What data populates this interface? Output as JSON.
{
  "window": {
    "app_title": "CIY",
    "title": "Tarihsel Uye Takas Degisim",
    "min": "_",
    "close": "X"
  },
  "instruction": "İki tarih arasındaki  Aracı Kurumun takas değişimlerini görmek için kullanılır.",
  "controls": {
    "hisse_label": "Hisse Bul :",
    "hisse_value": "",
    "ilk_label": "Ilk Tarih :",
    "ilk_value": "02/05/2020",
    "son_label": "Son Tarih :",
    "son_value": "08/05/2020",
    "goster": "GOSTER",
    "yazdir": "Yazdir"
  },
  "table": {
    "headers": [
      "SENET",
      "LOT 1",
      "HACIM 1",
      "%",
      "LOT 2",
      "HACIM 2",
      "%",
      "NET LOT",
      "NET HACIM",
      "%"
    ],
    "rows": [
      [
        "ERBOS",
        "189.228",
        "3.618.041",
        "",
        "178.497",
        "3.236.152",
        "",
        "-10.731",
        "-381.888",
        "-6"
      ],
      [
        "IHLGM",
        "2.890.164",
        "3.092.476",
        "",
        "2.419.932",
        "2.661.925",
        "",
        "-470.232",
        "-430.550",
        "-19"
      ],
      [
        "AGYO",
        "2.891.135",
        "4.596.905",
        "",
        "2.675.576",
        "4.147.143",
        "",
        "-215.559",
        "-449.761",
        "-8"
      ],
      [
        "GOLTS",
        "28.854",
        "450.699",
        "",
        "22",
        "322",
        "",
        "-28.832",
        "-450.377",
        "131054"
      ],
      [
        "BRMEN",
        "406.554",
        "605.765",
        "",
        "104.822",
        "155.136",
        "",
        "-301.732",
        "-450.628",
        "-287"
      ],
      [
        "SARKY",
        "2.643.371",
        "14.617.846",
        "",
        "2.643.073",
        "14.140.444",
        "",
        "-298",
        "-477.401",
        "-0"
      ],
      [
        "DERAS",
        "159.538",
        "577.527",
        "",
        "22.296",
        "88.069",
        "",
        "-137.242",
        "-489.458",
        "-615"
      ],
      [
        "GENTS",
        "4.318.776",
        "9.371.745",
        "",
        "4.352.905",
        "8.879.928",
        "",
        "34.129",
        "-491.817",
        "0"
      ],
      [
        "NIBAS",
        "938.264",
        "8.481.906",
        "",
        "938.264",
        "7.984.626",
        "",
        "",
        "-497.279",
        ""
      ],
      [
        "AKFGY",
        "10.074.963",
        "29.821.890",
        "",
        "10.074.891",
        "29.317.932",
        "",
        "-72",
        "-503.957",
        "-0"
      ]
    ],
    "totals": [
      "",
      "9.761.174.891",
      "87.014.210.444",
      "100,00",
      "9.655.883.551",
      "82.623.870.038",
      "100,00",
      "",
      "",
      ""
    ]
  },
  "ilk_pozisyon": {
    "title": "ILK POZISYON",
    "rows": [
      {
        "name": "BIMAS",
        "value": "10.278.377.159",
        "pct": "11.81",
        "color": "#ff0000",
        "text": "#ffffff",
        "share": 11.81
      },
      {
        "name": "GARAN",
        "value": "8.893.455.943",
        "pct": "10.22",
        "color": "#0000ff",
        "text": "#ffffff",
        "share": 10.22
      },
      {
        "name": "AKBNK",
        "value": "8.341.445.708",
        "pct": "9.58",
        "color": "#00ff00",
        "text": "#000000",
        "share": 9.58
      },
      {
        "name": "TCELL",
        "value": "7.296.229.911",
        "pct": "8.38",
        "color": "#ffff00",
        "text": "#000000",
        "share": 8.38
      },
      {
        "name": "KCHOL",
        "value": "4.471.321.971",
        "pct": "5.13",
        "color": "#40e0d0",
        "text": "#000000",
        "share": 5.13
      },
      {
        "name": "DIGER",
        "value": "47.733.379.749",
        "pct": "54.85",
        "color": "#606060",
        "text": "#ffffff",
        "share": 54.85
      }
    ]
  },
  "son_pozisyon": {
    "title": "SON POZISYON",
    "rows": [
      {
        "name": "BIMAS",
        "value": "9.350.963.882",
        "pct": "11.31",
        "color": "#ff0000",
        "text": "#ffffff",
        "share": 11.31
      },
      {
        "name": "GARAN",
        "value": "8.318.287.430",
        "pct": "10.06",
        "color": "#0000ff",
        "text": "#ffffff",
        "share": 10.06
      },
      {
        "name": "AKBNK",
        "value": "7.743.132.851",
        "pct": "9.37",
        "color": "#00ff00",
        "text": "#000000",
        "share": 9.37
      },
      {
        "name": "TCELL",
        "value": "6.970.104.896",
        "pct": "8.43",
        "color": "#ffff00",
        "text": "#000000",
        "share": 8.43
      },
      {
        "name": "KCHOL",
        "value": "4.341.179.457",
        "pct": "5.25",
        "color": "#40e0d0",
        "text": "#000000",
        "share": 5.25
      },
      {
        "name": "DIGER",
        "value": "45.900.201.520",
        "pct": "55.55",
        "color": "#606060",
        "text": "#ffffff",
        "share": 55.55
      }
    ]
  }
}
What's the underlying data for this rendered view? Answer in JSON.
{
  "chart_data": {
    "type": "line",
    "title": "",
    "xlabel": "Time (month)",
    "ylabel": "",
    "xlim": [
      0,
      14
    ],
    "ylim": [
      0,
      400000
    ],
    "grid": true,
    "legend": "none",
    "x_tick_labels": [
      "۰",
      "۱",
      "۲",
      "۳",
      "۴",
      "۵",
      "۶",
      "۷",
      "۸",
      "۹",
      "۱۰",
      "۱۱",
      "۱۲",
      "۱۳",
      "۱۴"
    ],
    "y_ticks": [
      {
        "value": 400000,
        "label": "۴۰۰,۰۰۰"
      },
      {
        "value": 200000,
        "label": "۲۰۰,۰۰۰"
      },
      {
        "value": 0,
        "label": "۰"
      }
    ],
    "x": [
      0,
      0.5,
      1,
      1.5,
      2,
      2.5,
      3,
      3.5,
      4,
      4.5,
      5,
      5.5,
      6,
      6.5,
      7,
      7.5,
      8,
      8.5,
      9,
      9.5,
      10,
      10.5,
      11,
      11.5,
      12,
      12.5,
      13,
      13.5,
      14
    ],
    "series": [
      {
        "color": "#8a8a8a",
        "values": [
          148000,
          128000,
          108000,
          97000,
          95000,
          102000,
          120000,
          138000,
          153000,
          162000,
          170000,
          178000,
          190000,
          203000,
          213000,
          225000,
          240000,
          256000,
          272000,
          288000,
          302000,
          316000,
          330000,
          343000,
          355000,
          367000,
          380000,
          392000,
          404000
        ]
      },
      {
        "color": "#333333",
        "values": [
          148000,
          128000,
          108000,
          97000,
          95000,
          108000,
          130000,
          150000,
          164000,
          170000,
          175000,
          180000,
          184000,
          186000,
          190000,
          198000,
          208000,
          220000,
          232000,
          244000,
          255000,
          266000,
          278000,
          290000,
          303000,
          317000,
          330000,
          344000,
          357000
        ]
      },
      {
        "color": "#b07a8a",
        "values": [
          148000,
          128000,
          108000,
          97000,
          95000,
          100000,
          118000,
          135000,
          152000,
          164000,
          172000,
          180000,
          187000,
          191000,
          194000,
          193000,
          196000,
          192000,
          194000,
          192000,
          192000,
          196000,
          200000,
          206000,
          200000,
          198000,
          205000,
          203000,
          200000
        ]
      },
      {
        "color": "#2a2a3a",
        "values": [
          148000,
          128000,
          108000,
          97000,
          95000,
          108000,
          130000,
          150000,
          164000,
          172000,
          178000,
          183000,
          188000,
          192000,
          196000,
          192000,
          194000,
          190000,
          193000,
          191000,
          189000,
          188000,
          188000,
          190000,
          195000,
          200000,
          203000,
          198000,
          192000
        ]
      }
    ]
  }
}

++++++++++++++++++++

▸ The exercise
Return each line of the records above exactly as it reads.

▸ Worked solution
What data populates this interface? Output as JSON.
{
  "window": {
    "app_title": "CIY",
    "title": "Tarihsel Uye Takas Degisim",
    "min": "_",
    "close": "X"
  },
  "instruction": "İki tarih arasındaki  Aracı Kurumun takas değişimlerini görmek için kullanılır.",
  "controls": {
    "hisse_label": "Hisse Bul :",
    "hisse_value": "",
    "ilk_label": "Ilk Tarih :",
    "ilk_value": "02/05/2020",
    "son_label": "Son Tarih :",
    "son_value": "08/05/2020",
    "goster": "GOSTER",
    "yazdir": "Yazdir"
  },
  "table": {
    "headers": [
      "SENET",
      "LOT 1",
      "HACIM 1",
      "%",
      "LOT 2",
      "HACIM 2",
      "%",
      "NET LOT",
      "NET HACIM",
      "%"
    ],
    "rows": [
      [
        "ERBOS",
        "189.228",
        "3.618.041",
        "",
        "178.497",
        "3.236.152",
        "",
        "-10.731",
        "-381.888",
        "-6"
      ],
      [
        "IHLGM",
        "2.890.164",
        "3.092.476",
        "",
        "2.419.932",
        "2.661.925",
        "",
        "-470.232",
        "-430.550",
        "-19"
      ],
      [
        "AGYO",
        "2.891.135",
        "4.596.905",
        "",
        "2.675.576",
        "4.147.143",
        "",
        "-215.559",
        "-449.761",
        "-8"
      ],
      [
        "GOLTS",
        "28.854",
        "450.699",
        "",
        "22",
        "322",
        "",
        "-28.832",
        "-450.377",
        "131054"
      ],
      [
        "BRMEN",
        "406.554",
        "605.765",
        "",
        "104.822",
        "155.136",
        "",
        "-301.732",
        "-450.628",
        "-287"
      ],
      [
        "SARKY",
        "2.643.371",
        "14.617.846",
        "",
        "2.643.073",
        "14.140.444",
        "",
        "-298",
        "-477.401",
        "-0"
      ],
      [
        "DERAS",
        "159.538",
        "577.527",
        "",
        "22.296",
        "88.069",
        "",
        "-137.242",
        "-489.458",
        "-615"
      ],
      [
        "GENTS",
        "4.318.776",
        "9.371.745",
        "",
        "4.352.905",
        "8.879.928",
        "",
        "34.129",
        "-491.817",
        "0"
      ],
      [
        "NIBAS",
        "938.264",
        "8.481.906",
        "",
        "938.264",
        "7.984.626",
        "",
        "",
        "-497.279",
        ""
      ],
      [
        "AKFGY",
        "10.074.963",
        "29.821.890",
        "",
        "10.074.891",
        "29.317.932",
        "",
        "-72",
        "-503.957",
        "-0"
      ]
    ],
    "totals": [
      "",
      "9.761.174.891",
      "87.014.210.444",
      "100,00",
      "9.655.883.551",
      "82.623.870.038",
      "100,00",
      "",
      "",
      ""
    ]
  },
  "ilk_pozisyon": {
    "title": "ILK POZISYON",
    "rows": [
      {
        "name": "BIMAS",
        "value": "10.278.377.159",
        "pct": "11.81",
        "color": "#ff0000",
        "text": "#ffffff",
        "share": 11.81
      },
      {
        "name": "GARAN",
        "value": "8.893.455.943",
        "pct": "10.22",
        "color": "#0000ff",
        "text": "#ffffff",
        "share": 10.22
      },
      {
        "name": "AKBNK",
        "value": "8.341.445.708",
        "pct": "9.58",
        "color": "#00ff00",
        "text": "#000000",
        "share": 9.58
      },
      {
        "name": "TCELL",
        "value": "7.296.229.911",
        "pct": "8.38",
        "color": "#ffff00",
        "text": "#000000",
        "share": 8.38
      },
      {
        "name": "KCHOL",
        "value": "4.471.321.971",
        "pct": "5.13",
        "color": "#40e0d0",
        "text": "#000000",
        "share": 5.13
      },
      {
        "name": "DIGER",
        "value": "47.733.379.749",
        "pct": "54.85",
        "color": "#606060",
        "text": "#ffffff",
        "share": 54.85
      }
    ]
  },
  "son_pozisyon": {
    "title": "SON POZISYON",
    "rows": [
      {
        "name": "BIMAS",
        "value": "9.350.963.882",
        "pct": "11.31",
        "color": "#ff0000",
        "text": "#ffffff",
        "share": 11.31
      },
      {
        "name": "GARAN",
        "value": "8.318.287.430",
        "pct": "10.06",
        "color": "#0000ff",
        "text": "#ffffff",
        "share": 10.06
      },
      {
        "name": "AKBNK",
        "value": "7.743.132.851",
        "pct": "9.37",
        "color": "#00ff00",
        "text": "#000000",
        "share": 9.37
      },
      {
        "name": "TCELL",
        "value": "6.970.104.896",
        "pct": "8.43",
        "color": "#ffff00",
        "text": "#000000",
        "share": 8.43
      },
      {
        "name": "KCHOL",
        "value": "4.341.179.457",
        "pct": "5.25",
        "color": "#40e0d0",
        "text": "#000000",
        "share": 5.25
      },
      {
        "name": "DIGER",
        "value": "45.900.201.520",
        "pct": "55.55",
        "color": "#606060",
        "text": "#ffffff",
        "share": 55.55
      }
    ]
  }
}
What's the underlying data for this rendered view? Answer in JSON.
{
  "chart_data": {
    "type": "line",
    "title": "",
    "xlabel": "Time (month)",
    "ylabel": "",
    "xlim": [
      0,
      14
    ],
    "ylim": [
      0,
      400000
    ],
    "grid": true,
    "legend": "none",
    "x_tick_labels": [
      "۰",
      "۱",
      "۲",
      "۳",
      "۴",
      "۵",
      "۶",
      "۷",
      "۸",
      "۹",
      "۱۰",
      "۱۱",
      "۱۲",
      "۱۳",
      "۱۴"
    ],
    "y_ticks": [
      {
        "value": 400000,
        "label": "۴۰۰,۰۰۰"
      },
      {
        "value": 200000,
        "label": "۲۰۰,۰۰۰"
      },
      {
        "value": 0,
        "label": "۰"
      }
    ],
    "x": [
      0,
      0.5,
      1,
      1.5,
      2,
      2.5,
      3,
      3.5,
      4,
      4.5,
      5,
      5.5,
      6,
      6.5,
      7,
      7.5,
      8,
      8.5,
      9,
      9.5,
      10,
      10.5,
      11,
      11.5,
      12,
      12.5,
      13,
      13.5,
      14
    ],
    "series": [
      {
        "color": "#8a8a8a",
        "values": [
          148000,
          128000,
          108000,
          97000,
          95000,
          102000,
          120000,
          138000,
          153000,
          162000,
          170000,
          178000,
          190000,
          203000,
          213000,
          225000,
          240000,
          256000,
          272000,
          288000,
          302000,
          316000,
          330000,
          343000,
          355000,
          367000,
          380000,
          392000,
          404000
        ]
      },
      {
        "color": "#333333",
        "values": [
          148000,
          128000,
          108000,
          97000,
          95000,
          108000,
          130000,
          150000,
          164000,
          170000,
          175000,
          180000,
          184000,
          186000,
          190000,
          198000,
          208000,
          220000,
          232000,
          244000,
          255000,
          266000,
          278000,
          290000,
          303000,
          317000,
          330000,
          344000,
          357000
        ]
      },
      {
        "color": "#b07a8a",
        "values": [
          148000,
          128000,
          108000,
          97000,
          95000,
          100000,
          118000,
          135000,
          152000,
          164000,
          172000,
          180000,
          187000,
          191000,
          194000,
          193000,
          196000,
          192000,
          194000,
          192000,
          192000,
          196000,
          200000,
          206000,
          200000,
          198000,
          205000,
          203000,
          200000
        ]
      },
      {
        "color": "#2a2a3a",
        "values": [
          148000,
          128000,
          108000,
          97000,
          95000,
          108000,
          130000,
          150000,
          164000,
          172000,
          178000,
          183000,
          188000,
          192000,
          196000,
          192000,
          194000,
          190000,
          193000,
          191000,
          189000,
          188000,
          188000,
          190000,
          195000,
          200000,
          203000,
          198000,
          192000
        ]
      }
    ]
  }
}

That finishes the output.